SUPPLIED MATERIAL:
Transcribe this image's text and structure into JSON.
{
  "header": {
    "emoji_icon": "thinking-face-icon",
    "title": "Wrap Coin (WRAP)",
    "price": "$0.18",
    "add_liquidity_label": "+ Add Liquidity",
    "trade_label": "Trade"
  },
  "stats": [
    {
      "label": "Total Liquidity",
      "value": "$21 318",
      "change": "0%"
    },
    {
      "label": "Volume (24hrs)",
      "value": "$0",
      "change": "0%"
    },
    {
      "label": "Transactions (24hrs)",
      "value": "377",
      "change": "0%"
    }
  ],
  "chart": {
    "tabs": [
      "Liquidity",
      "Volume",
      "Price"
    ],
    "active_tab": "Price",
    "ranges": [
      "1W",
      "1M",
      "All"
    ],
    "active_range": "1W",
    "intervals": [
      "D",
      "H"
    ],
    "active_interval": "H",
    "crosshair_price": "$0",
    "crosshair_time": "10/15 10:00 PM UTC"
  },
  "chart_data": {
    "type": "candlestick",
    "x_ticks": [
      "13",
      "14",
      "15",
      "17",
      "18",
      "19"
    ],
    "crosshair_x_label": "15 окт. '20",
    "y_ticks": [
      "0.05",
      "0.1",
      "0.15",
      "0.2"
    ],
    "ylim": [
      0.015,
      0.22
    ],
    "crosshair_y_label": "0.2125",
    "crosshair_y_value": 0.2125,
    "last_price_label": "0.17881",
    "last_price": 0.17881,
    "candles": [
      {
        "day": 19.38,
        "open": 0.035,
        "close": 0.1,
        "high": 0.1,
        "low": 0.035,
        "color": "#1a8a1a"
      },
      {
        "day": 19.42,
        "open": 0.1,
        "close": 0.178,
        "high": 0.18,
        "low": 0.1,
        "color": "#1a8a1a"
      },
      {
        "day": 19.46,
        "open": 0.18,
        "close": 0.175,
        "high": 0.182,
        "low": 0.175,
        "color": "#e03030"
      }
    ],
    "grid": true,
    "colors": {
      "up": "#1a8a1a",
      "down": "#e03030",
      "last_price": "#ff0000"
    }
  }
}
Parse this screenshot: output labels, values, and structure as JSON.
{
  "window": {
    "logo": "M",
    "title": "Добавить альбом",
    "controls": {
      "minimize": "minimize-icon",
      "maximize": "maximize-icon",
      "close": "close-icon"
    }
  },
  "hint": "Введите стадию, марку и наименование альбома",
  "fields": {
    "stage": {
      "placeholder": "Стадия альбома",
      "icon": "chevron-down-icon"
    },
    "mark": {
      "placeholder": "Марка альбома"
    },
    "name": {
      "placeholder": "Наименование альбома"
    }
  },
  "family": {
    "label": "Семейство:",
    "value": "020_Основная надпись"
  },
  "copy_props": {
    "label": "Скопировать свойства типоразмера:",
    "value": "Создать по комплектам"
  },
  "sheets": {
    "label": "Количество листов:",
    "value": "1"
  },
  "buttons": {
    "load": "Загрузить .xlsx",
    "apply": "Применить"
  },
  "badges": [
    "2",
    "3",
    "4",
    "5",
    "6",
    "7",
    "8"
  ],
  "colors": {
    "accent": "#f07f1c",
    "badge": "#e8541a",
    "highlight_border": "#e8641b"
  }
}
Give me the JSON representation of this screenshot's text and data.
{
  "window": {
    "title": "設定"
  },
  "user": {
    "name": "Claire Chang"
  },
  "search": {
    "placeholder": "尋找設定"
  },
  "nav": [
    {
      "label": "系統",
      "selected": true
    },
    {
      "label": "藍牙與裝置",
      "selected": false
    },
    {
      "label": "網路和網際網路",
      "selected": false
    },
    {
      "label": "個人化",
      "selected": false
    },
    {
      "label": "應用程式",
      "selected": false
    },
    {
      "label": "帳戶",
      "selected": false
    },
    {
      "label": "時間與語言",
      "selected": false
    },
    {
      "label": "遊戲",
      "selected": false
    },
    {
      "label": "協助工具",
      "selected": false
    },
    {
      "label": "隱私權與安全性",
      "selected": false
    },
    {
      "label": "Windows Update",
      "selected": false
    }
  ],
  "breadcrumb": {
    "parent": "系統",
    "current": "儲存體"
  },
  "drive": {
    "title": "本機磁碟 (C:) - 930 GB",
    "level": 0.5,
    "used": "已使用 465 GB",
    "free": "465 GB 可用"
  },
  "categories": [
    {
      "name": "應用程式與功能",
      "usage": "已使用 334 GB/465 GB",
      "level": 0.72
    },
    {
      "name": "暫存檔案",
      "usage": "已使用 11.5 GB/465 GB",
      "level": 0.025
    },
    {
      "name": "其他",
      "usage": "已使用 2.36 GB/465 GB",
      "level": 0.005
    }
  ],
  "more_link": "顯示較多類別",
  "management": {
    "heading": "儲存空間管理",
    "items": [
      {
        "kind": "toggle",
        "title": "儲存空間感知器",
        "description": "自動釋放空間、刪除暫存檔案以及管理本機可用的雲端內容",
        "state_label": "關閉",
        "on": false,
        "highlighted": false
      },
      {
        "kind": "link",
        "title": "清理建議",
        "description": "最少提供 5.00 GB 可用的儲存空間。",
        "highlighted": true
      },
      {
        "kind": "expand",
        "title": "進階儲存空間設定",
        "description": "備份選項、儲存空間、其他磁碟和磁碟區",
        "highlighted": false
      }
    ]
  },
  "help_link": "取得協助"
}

DO THIS: Copy all lines from the listing that contain "text".

SOLVED PROBLEM:
Transcribe this image's text and structure into JSON.
Give me the JSON representation of this screenshot's text and data.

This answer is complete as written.